Exercise
Lines that contain the string "Delivery" are to be copied; leave out all others.

Provided records
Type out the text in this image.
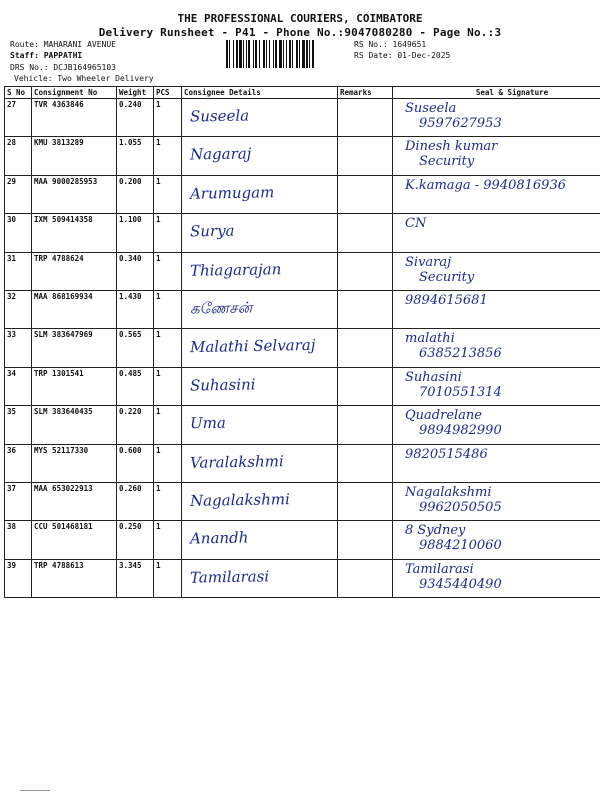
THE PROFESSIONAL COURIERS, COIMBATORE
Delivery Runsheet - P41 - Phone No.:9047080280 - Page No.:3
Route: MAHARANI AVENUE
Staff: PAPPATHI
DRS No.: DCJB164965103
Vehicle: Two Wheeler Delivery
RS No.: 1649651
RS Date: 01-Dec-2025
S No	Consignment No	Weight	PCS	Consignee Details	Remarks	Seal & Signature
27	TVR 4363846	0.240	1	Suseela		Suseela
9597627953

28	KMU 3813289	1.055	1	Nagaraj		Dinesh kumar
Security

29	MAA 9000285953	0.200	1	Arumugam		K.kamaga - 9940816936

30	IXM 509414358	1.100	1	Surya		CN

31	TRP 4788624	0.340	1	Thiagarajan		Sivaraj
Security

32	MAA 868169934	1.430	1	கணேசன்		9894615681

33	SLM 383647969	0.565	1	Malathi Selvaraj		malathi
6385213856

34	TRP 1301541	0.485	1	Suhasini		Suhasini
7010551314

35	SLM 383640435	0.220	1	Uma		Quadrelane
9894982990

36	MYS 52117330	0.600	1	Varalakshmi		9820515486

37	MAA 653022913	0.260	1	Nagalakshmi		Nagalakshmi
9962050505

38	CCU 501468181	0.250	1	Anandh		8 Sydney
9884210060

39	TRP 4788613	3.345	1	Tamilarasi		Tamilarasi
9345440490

* * *

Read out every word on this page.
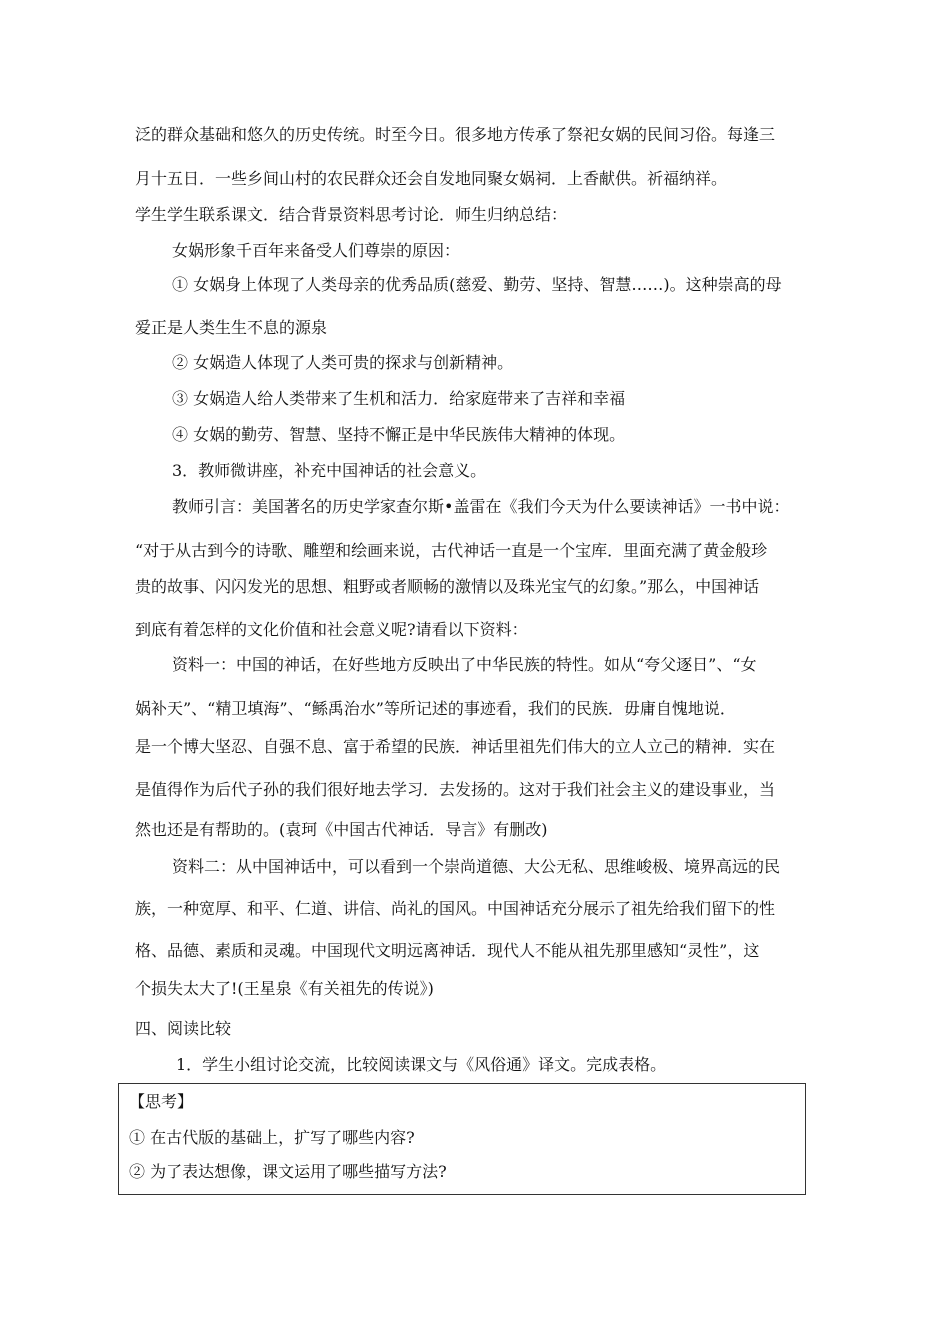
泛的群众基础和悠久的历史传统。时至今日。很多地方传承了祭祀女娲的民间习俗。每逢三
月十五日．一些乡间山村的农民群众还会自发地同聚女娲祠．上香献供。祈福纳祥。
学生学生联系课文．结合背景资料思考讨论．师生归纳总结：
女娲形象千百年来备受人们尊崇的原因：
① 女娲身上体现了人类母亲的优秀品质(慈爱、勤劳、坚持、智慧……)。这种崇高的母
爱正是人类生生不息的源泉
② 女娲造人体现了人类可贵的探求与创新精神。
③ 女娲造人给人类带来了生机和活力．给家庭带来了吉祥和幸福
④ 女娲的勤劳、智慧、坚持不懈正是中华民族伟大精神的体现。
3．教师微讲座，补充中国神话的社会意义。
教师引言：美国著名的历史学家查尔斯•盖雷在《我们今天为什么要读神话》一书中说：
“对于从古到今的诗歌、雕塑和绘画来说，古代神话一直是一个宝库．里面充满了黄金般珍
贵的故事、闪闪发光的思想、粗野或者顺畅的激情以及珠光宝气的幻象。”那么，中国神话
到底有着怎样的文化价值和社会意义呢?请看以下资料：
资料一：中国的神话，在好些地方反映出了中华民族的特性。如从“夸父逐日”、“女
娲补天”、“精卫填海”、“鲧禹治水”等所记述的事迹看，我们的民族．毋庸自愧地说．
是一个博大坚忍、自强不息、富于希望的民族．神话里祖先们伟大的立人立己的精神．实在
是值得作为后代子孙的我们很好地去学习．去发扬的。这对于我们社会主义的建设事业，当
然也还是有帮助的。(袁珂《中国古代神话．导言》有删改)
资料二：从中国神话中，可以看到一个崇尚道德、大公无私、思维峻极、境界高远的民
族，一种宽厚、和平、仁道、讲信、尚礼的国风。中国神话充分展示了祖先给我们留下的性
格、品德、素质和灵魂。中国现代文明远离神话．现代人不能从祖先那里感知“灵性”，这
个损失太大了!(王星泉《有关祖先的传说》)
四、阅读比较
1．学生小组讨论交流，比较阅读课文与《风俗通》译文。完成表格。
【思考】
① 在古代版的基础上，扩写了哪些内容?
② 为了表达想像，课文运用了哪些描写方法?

The response
Delivery Runsheet - P41 - Phone No.:9047080280 - Page No.:3
Vehicle: Two Wheeler Delivery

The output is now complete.